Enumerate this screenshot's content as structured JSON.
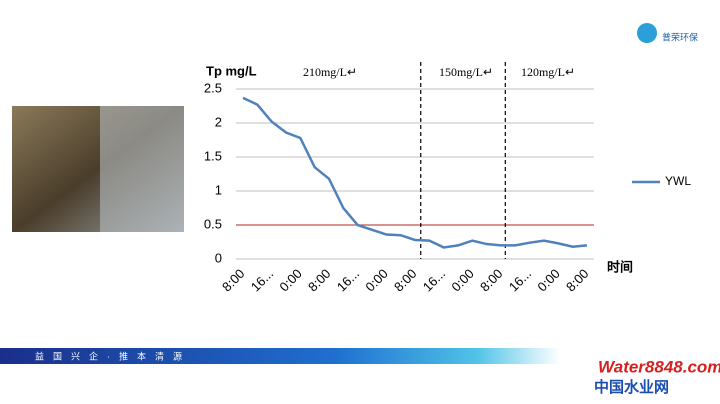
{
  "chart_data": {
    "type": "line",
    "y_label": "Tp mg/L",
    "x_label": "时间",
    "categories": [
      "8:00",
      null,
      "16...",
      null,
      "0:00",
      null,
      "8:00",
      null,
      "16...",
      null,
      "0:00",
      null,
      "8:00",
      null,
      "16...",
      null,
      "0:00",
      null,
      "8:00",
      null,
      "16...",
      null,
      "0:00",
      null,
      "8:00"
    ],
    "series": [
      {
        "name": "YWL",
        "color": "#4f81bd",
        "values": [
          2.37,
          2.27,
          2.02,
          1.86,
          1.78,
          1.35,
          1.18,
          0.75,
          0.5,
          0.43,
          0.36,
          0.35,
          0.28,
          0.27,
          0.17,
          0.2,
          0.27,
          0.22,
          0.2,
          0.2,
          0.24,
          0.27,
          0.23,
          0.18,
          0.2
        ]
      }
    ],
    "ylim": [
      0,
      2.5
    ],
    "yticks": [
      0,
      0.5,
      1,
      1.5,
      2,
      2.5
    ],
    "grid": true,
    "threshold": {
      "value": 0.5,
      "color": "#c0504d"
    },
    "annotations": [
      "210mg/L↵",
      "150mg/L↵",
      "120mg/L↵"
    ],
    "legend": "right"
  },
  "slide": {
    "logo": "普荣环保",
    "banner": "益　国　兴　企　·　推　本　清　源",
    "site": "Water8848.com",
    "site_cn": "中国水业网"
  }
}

○ ○ ○ ○

» **WRITTEN EXERCISE**
Return the listing above in full and without alteration, excluding its pictures.

» **THE REPLY**
Enumerate this screenshot's content as structured JSON.
{
  "chart_data": {
    "type": "line",
    "y_label": "Tp mg/L",
    "x_label": "时间",
    "categories": [
      "8:00",
      null,
      "16...",
      null,
      "0:00",
      null,
      "8:00",
      null,
      "16...",
      null,
      "0:00",
      null,
      "8:00",
      null,
      "16...",
      null,
      "0:00",
      null,
      "8:00",
      null,
      "16...",
      null,
      "0:00",
      null,
      "8:00"
    ],
    "series": [
      {
        "name": "YWL",
        "color": "#4f81bd",
        "values": [
          2.37,
          2.27,
          2.02,
          1.86,
          1.78,
          1.35,
          1.18,
          0.75,
          0.5,
          0.43,
          0.36,
          0.35,
          0.28,
          0.27,
          0.17,
          0.2,
          0.27,
          0.22,
          0.2,
          0.2,
          0.24,
          0.27,
          0.23,
          0.18,
          0.2
        ]
      }
    ],
    "ylim": [
      0,
      2.5
    ],
    "yticks": [
      0,
      0.5,
      1,
      1.5,
      2,
      2.5
    ],
    "grid": true,
    "threshold": {
      "value": 0.5,
      "color": "#c0504d"
    },
    "annotations": [
      "210mg/L↵",
      "150mg/L↵",
      "120mg/L↵"
    ],
    "legend": "right"
  },
  "slide": {
    "logo": "普荣环保",
    "banner": "益　国　兴　企　·　推　本　清　源",
    "site": "Water8848.com",
    "site_cn": "中国水业网"
  }
}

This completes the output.